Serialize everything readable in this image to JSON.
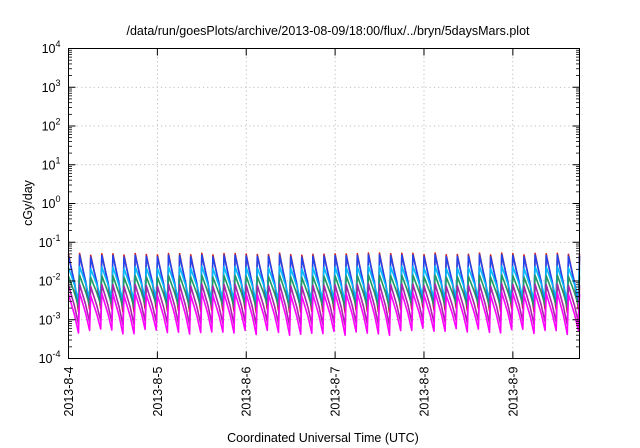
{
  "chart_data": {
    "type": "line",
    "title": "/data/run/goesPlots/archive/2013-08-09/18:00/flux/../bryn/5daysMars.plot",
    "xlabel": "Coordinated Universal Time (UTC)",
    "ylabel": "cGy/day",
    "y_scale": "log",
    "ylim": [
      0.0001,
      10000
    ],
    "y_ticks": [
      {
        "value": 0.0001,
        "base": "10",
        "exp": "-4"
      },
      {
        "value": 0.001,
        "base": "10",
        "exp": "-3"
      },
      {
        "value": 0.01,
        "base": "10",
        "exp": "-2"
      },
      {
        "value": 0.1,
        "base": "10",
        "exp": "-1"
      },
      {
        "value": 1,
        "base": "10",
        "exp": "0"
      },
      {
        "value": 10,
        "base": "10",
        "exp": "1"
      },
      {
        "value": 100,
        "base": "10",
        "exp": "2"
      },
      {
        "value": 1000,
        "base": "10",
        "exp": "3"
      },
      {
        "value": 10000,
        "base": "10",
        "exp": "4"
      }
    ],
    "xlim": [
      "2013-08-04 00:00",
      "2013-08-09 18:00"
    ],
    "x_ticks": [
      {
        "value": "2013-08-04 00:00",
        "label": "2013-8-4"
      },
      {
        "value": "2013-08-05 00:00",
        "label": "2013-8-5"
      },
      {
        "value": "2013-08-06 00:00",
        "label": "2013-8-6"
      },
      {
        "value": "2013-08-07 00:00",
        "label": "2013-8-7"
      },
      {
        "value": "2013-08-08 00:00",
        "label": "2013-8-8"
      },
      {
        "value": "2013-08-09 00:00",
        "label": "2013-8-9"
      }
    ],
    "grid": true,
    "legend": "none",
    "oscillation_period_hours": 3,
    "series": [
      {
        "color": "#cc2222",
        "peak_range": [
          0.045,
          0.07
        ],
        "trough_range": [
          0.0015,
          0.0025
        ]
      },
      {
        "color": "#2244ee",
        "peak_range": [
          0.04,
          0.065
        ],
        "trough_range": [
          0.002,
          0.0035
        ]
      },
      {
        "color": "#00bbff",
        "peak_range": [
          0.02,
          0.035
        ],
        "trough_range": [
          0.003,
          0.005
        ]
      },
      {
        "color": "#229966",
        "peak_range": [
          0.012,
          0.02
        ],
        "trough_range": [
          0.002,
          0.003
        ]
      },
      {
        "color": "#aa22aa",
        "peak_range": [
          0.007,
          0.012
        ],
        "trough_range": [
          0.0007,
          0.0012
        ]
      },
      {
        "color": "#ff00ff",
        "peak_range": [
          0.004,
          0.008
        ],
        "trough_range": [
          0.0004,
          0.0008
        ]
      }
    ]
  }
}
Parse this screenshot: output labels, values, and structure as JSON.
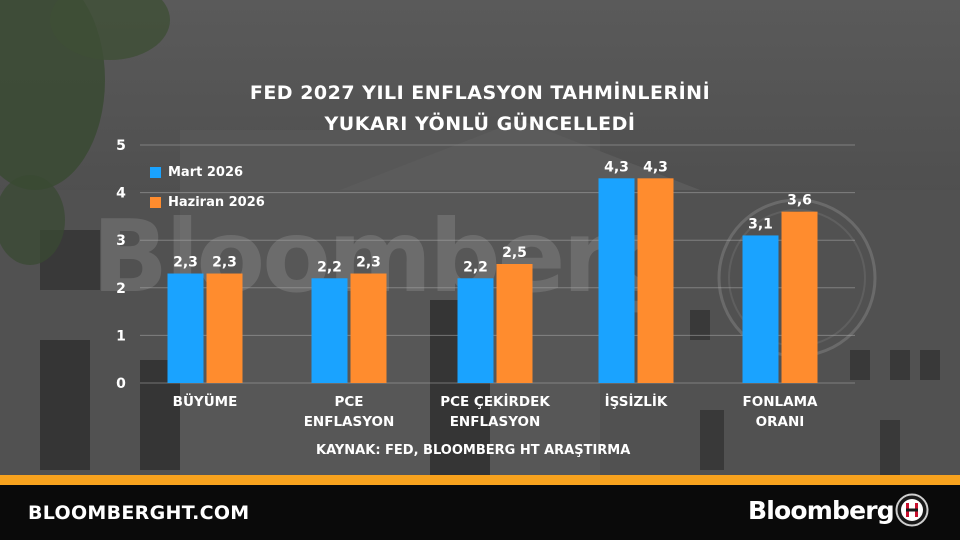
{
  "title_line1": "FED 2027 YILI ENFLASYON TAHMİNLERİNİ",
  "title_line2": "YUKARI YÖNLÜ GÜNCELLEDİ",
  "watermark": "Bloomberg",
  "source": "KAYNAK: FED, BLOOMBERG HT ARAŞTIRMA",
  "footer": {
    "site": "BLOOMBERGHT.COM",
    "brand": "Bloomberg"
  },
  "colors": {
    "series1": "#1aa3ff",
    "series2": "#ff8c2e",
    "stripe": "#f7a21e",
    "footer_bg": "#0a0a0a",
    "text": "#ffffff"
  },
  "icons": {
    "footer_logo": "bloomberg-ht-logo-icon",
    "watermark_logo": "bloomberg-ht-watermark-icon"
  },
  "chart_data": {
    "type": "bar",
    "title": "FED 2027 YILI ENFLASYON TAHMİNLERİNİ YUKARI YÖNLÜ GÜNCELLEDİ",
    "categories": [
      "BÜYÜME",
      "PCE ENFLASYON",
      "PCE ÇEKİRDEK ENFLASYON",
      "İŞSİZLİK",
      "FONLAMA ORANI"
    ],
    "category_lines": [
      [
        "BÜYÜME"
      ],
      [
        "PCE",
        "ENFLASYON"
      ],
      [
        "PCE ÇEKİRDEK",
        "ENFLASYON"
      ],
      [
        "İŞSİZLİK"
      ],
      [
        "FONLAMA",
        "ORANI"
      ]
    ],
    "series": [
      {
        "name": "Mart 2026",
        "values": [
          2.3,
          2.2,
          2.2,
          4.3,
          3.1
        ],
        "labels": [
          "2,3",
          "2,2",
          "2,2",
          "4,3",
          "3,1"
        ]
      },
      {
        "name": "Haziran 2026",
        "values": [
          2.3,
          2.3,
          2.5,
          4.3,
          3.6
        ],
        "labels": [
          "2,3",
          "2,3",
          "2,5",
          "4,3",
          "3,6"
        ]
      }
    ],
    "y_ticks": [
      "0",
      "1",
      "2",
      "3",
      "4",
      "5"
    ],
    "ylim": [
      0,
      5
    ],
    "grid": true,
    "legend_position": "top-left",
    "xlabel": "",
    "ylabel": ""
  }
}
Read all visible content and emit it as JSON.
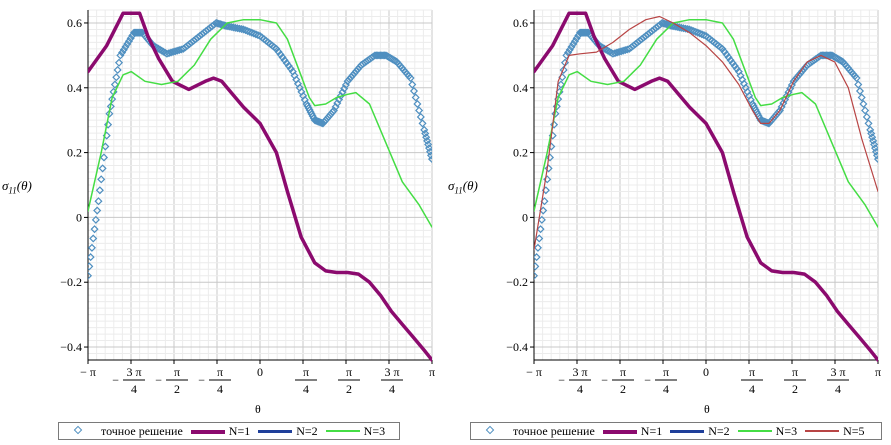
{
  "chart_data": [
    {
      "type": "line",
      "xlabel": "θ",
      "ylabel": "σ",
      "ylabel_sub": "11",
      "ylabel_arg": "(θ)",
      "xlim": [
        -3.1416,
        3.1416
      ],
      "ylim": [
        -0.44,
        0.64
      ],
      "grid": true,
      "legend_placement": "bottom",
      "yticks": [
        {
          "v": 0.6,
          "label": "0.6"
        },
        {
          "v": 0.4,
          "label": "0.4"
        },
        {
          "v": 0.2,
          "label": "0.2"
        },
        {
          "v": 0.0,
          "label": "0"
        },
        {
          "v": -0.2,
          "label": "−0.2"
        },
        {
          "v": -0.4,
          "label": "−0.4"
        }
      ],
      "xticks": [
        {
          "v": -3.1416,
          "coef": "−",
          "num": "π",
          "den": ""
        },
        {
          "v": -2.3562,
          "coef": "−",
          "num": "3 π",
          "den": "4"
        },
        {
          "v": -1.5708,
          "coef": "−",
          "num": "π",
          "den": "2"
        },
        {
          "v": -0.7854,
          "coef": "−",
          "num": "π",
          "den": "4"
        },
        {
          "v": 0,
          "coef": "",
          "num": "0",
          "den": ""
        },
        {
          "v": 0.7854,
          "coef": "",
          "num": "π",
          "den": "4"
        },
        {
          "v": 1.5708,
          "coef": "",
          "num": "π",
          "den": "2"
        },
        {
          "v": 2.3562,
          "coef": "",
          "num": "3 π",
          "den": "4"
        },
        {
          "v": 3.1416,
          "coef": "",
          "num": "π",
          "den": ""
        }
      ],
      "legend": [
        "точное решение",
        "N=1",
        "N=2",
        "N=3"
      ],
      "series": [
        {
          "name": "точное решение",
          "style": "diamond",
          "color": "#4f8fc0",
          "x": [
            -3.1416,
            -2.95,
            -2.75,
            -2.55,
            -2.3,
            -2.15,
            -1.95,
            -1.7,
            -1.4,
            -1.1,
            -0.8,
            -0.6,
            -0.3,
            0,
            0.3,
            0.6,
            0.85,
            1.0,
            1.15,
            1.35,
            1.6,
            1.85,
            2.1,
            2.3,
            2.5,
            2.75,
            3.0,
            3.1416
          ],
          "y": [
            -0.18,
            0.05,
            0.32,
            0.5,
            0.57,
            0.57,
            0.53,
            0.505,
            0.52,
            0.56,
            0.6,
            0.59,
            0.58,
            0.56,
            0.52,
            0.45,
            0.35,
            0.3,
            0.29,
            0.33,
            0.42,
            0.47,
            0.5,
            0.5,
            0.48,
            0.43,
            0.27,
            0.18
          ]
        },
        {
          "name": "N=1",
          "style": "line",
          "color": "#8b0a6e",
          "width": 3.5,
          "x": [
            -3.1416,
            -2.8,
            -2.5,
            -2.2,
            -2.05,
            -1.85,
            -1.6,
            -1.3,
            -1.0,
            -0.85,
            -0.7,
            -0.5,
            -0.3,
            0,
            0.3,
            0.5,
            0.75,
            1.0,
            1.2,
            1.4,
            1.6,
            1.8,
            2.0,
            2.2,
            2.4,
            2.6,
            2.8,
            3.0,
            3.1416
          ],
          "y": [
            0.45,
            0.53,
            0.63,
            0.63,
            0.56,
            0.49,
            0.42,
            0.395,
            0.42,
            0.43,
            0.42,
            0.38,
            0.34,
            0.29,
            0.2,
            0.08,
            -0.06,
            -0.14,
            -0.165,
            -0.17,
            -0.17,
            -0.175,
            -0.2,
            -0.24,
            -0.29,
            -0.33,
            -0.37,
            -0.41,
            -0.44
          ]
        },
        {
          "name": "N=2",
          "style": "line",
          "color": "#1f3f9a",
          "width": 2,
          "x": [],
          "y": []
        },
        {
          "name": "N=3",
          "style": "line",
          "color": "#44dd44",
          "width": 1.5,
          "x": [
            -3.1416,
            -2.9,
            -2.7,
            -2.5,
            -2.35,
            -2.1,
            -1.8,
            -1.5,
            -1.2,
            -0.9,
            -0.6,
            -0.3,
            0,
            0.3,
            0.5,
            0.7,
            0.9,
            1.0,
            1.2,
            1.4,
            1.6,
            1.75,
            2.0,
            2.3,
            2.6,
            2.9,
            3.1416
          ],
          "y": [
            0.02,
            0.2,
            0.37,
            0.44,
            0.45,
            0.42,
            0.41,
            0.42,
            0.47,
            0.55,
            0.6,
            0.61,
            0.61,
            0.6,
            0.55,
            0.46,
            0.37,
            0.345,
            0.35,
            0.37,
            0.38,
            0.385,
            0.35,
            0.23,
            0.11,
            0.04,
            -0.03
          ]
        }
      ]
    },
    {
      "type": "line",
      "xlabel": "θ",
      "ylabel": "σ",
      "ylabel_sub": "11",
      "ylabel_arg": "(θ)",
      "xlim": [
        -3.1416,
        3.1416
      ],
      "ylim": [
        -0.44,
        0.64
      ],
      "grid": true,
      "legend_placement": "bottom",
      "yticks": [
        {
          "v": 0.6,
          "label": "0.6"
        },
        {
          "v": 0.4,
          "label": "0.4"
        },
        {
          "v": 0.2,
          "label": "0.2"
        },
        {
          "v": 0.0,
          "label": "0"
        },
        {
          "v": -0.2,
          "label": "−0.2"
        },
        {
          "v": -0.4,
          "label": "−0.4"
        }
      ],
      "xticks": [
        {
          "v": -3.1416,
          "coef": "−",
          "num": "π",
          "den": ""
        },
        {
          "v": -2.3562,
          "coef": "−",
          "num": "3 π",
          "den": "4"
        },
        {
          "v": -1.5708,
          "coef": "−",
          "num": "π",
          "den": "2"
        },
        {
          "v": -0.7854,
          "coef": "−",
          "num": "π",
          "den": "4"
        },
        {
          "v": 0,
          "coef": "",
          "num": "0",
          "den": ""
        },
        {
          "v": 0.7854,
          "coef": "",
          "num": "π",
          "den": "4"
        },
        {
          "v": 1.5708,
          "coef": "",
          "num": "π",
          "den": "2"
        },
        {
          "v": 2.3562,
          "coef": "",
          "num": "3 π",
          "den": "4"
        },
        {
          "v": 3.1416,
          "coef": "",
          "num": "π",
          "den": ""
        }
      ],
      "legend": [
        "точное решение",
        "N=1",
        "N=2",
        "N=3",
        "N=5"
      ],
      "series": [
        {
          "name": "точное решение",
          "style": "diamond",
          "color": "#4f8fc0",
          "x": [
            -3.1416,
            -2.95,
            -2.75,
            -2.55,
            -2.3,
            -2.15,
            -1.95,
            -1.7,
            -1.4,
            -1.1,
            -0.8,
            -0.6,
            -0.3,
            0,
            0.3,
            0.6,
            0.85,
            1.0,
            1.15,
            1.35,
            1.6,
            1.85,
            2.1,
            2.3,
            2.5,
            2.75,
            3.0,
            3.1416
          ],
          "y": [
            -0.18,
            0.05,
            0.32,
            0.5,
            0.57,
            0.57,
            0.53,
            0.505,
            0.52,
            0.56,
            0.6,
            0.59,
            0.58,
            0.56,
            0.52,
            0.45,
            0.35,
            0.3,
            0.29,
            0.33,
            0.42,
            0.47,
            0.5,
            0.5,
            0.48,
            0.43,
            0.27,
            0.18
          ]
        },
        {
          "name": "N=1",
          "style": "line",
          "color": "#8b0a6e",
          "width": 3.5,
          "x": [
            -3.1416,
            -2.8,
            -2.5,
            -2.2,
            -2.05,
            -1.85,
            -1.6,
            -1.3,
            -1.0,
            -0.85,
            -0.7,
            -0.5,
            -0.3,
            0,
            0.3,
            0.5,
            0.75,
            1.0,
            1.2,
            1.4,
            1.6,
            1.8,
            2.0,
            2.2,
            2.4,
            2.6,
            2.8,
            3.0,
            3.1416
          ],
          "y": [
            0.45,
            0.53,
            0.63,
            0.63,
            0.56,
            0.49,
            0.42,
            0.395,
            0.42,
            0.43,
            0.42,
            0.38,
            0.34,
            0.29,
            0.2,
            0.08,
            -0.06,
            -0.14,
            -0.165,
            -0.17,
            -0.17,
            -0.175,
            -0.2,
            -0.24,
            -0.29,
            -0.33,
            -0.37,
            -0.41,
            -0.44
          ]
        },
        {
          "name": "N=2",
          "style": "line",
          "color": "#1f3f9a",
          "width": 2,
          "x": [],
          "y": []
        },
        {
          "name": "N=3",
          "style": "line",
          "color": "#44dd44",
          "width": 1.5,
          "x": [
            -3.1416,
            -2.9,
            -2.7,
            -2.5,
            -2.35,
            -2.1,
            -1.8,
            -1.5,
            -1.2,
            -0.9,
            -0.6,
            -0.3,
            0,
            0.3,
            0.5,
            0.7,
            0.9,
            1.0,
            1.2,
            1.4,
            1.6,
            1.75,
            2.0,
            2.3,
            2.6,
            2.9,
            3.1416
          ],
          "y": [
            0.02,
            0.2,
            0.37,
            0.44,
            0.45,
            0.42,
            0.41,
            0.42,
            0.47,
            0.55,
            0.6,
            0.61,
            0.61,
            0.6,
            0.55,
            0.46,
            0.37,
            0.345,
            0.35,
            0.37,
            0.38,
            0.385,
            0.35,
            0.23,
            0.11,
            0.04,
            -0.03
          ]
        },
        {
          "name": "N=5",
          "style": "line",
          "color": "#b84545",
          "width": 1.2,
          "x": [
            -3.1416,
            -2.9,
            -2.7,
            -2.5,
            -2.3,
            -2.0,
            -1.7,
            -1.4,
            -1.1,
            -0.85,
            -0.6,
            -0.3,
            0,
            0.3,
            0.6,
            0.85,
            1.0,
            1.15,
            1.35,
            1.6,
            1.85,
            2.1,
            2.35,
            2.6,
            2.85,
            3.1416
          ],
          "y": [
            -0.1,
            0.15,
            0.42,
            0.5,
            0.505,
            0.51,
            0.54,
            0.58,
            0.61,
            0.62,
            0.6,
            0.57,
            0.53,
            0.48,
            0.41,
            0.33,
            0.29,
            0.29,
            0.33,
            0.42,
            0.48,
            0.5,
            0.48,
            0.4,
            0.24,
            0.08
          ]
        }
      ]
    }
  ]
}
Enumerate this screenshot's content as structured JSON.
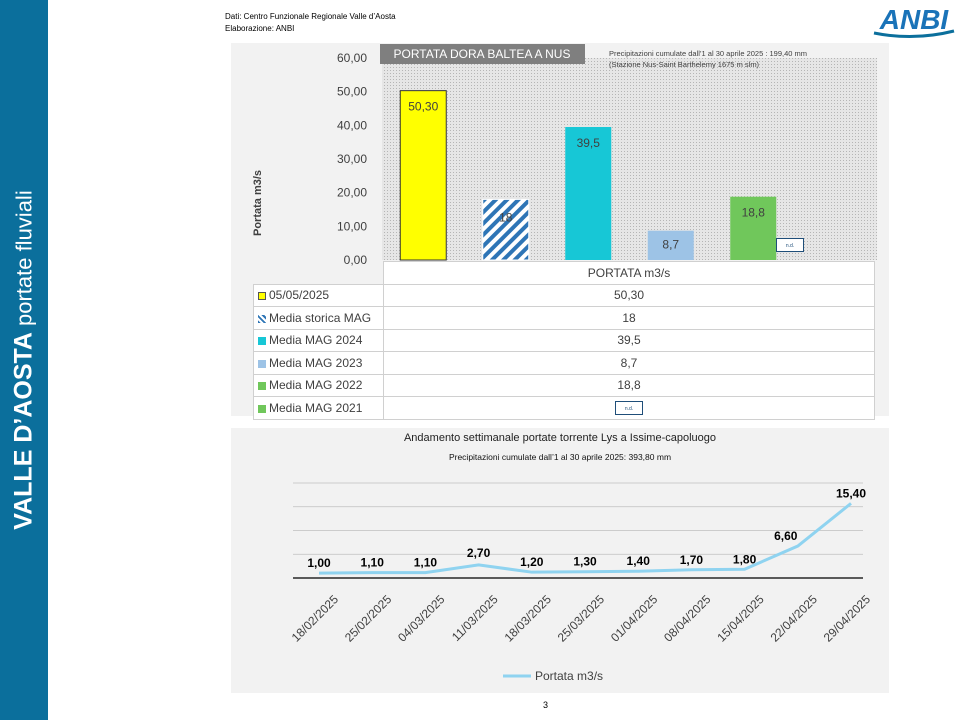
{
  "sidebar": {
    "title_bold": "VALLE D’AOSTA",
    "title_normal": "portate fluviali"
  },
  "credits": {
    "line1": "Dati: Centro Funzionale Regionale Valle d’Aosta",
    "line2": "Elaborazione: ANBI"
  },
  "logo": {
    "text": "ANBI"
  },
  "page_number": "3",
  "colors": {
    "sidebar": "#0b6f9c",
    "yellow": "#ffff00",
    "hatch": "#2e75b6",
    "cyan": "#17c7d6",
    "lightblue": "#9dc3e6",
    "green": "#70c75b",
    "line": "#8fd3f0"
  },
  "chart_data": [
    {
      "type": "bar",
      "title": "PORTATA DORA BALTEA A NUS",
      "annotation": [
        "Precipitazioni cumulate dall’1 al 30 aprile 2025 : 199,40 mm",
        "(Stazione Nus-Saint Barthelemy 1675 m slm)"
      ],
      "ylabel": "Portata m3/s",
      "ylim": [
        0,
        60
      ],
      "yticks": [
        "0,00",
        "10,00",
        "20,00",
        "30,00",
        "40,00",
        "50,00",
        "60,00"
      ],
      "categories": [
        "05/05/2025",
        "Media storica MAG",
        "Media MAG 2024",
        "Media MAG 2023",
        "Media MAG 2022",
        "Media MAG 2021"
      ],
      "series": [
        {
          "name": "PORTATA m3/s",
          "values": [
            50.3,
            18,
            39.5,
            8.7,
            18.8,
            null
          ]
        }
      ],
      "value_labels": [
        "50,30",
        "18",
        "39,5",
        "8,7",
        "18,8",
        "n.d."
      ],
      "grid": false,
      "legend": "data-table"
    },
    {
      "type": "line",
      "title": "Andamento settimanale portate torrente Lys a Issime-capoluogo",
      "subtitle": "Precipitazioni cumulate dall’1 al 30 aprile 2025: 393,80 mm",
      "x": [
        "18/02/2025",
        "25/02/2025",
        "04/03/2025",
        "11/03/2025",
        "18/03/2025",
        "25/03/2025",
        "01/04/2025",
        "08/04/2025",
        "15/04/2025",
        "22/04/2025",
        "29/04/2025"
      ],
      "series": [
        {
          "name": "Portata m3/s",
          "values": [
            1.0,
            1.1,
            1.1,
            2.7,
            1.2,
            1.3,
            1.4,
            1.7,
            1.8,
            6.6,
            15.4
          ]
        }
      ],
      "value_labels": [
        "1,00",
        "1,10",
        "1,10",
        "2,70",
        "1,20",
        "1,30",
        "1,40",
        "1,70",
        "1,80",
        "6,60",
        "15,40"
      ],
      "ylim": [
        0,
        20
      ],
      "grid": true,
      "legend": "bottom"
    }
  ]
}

__________________________________________________

TASK BRIEF >> Pull out each line of the records holding the string "aprile".

EXERCISE OUTPUT >>
        "Precipitazioni cumulate dall’1 al 30 aprile 2025 : 199,40 mm",
      "subtitle": "Precipitazioni cumulate dall’1 al 30 aprile 2025: 393,80 mm",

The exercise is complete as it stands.